## Aim
Wherever a line below holds the word "Placebo", copy that line.

## Material for the task
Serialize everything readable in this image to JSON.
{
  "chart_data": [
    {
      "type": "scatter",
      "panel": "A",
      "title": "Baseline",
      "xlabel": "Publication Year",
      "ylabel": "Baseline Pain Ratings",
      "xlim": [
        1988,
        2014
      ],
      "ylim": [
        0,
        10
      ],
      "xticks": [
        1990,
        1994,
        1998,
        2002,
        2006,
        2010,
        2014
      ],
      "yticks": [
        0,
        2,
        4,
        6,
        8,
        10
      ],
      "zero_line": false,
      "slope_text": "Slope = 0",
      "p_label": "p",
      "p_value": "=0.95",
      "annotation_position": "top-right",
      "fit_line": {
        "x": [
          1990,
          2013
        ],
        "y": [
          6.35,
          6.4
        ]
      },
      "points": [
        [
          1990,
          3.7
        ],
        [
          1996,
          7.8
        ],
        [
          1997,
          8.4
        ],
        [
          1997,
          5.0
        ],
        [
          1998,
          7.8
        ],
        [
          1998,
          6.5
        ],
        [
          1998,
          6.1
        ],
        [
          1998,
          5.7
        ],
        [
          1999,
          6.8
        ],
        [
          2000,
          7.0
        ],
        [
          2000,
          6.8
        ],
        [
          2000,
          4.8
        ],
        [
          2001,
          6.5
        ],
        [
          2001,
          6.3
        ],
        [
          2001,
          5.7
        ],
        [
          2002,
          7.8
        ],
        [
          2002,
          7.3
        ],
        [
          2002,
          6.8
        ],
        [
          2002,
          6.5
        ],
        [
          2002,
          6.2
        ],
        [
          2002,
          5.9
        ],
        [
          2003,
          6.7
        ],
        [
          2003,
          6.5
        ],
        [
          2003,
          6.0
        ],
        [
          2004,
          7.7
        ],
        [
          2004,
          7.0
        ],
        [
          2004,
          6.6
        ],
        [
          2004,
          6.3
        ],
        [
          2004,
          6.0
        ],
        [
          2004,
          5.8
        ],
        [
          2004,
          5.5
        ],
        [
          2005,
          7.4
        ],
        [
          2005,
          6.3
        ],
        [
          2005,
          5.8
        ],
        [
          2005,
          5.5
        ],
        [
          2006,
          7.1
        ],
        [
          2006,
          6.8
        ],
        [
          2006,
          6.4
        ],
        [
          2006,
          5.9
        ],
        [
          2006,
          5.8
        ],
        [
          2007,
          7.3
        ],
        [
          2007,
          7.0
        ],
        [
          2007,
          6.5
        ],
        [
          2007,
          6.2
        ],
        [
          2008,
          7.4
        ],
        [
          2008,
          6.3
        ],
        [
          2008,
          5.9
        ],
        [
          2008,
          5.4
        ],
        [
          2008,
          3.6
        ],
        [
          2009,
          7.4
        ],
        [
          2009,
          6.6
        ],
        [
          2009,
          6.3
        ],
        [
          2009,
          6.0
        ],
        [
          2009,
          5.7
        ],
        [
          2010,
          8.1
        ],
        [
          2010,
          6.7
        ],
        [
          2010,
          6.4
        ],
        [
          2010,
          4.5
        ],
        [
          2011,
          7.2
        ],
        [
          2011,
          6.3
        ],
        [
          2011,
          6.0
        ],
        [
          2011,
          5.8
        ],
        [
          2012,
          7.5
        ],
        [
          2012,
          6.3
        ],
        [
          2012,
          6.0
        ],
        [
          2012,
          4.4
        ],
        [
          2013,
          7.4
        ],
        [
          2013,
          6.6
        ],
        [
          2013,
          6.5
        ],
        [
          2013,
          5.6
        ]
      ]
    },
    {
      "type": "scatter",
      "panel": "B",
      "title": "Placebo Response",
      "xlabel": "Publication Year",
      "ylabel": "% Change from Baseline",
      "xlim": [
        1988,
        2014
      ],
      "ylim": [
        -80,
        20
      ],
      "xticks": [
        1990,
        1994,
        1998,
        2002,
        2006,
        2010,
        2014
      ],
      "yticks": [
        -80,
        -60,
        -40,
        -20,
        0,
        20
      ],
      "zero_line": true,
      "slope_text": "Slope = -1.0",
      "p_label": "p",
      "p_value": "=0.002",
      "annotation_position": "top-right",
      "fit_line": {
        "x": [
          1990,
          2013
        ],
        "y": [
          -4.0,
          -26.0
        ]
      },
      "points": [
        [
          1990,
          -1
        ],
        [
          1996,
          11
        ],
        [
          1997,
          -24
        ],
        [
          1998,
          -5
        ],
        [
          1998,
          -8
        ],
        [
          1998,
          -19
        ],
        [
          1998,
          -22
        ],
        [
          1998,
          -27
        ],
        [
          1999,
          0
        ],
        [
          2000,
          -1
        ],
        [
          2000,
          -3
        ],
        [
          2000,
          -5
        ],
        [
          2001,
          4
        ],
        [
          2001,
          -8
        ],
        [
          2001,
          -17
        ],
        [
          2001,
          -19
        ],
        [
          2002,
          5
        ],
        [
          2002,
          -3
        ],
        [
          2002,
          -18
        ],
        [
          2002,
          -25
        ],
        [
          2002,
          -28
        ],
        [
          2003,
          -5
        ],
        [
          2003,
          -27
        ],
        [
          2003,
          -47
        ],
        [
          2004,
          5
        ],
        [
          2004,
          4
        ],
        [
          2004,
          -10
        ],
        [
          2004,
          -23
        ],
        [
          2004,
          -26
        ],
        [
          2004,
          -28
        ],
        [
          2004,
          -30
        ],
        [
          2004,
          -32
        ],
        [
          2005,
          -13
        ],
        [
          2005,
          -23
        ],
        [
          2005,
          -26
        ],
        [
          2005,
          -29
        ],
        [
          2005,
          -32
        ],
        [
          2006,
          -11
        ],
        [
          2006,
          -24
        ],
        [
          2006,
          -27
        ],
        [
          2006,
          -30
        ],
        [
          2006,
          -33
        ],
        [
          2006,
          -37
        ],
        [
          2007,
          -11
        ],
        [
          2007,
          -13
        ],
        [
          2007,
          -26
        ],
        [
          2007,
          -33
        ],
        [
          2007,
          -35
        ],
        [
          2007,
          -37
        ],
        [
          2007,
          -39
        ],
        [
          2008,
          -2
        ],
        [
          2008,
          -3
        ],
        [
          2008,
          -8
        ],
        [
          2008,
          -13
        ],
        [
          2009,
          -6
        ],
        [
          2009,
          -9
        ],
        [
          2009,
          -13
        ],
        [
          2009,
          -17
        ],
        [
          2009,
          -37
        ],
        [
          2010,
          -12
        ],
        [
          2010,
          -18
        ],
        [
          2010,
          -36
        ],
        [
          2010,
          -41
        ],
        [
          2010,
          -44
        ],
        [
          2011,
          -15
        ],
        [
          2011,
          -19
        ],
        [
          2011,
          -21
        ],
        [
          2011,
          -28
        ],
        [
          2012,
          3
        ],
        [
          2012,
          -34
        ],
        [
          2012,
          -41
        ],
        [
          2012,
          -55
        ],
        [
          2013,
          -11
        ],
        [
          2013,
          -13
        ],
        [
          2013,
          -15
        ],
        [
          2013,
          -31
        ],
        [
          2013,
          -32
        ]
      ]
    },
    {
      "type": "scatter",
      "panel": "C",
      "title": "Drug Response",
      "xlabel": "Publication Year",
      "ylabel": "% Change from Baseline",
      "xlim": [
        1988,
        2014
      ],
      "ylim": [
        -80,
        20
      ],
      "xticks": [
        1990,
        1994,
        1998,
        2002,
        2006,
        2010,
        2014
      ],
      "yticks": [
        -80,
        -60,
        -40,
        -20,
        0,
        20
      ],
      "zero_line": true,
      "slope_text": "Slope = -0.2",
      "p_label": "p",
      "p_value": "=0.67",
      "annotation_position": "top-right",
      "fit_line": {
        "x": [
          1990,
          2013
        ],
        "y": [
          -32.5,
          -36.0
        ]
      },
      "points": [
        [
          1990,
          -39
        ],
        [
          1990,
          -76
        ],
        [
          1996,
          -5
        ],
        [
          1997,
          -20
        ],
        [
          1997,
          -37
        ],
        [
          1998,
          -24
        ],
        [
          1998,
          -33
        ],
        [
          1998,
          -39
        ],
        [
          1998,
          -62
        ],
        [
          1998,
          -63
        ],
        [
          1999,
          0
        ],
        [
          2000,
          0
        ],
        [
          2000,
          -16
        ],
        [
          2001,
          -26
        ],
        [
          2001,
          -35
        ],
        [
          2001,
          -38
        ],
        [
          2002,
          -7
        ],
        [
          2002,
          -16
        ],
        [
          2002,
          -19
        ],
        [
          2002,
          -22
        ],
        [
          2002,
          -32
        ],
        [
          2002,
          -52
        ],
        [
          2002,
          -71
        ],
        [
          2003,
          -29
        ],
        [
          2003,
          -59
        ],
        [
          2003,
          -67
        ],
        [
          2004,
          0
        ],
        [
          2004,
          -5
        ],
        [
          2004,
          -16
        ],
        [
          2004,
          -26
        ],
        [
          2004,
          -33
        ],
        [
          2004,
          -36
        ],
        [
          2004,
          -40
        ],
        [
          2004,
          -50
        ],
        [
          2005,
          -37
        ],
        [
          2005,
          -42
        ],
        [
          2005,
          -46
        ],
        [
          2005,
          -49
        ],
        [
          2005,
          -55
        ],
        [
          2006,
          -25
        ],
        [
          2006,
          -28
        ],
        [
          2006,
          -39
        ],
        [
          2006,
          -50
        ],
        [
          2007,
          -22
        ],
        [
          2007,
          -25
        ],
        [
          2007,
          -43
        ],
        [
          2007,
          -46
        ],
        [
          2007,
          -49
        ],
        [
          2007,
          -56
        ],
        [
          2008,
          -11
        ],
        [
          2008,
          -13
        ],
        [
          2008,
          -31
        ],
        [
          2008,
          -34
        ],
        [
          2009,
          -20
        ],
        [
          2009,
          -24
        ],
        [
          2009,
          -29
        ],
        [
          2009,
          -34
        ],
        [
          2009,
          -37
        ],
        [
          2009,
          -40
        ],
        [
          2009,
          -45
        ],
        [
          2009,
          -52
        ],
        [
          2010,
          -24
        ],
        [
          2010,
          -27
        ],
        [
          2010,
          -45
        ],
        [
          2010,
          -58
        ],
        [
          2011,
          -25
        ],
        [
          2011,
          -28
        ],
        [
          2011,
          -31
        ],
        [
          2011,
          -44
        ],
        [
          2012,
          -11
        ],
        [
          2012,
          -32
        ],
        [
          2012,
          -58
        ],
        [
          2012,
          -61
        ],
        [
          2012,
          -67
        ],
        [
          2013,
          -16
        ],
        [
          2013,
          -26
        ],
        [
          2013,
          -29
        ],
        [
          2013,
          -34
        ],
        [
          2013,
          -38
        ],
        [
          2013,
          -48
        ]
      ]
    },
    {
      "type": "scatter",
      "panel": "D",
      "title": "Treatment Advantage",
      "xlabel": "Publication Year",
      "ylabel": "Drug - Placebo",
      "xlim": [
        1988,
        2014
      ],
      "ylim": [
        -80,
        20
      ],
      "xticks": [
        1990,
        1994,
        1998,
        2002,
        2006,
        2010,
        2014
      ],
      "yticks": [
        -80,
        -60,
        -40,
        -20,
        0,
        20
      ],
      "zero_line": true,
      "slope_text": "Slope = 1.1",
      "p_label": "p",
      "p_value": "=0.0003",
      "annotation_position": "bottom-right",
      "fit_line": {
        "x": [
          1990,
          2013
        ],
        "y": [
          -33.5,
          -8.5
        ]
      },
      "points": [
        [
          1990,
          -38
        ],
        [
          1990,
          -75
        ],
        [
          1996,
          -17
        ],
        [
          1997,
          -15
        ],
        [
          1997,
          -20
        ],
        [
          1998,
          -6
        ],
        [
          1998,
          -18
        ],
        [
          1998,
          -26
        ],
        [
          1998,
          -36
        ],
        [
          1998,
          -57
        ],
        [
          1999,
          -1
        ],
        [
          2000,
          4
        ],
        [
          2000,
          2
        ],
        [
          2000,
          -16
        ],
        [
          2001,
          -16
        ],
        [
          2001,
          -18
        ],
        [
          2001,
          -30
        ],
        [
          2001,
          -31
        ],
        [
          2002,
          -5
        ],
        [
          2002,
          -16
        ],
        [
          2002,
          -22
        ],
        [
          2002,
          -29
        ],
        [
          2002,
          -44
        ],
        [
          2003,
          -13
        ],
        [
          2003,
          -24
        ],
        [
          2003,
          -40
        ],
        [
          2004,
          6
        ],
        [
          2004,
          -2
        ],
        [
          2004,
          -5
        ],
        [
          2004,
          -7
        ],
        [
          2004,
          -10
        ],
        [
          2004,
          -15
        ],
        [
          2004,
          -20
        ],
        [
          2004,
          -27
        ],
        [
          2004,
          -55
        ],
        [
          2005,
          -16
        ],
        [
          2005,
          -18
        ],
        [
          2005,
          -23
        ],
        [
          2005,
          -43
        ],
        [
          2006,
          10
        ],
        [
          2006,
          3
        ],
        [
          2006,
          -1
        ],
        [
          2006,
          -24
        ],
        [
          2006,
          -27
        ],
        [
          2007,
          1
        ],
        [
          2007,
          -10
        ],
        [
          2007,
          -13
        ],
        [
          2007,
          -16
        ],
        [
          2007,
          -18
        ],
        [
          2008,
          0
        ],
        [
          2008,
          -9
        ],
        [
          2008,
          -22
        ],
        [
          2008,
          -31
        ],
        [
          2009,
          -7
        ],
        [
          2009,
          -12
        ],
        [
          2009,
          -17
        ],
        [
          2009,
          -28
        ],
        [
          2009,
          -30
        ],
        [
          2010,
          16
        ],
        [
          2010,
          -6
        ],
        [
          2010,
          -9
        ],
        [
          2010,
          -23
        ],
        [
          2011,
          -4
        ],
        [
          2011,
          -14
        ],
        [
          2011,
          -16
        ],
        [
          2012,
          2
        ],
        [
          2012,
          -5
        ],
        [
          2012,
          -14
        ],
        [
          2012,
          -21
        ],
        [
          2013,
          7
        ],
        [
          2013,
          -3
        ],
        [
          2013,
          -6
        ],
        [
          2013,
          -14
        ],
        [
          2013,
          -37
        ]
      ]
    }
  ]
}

## Answer
      "title": "Placebo Response",
      "ylabel": "Drug - Placebo",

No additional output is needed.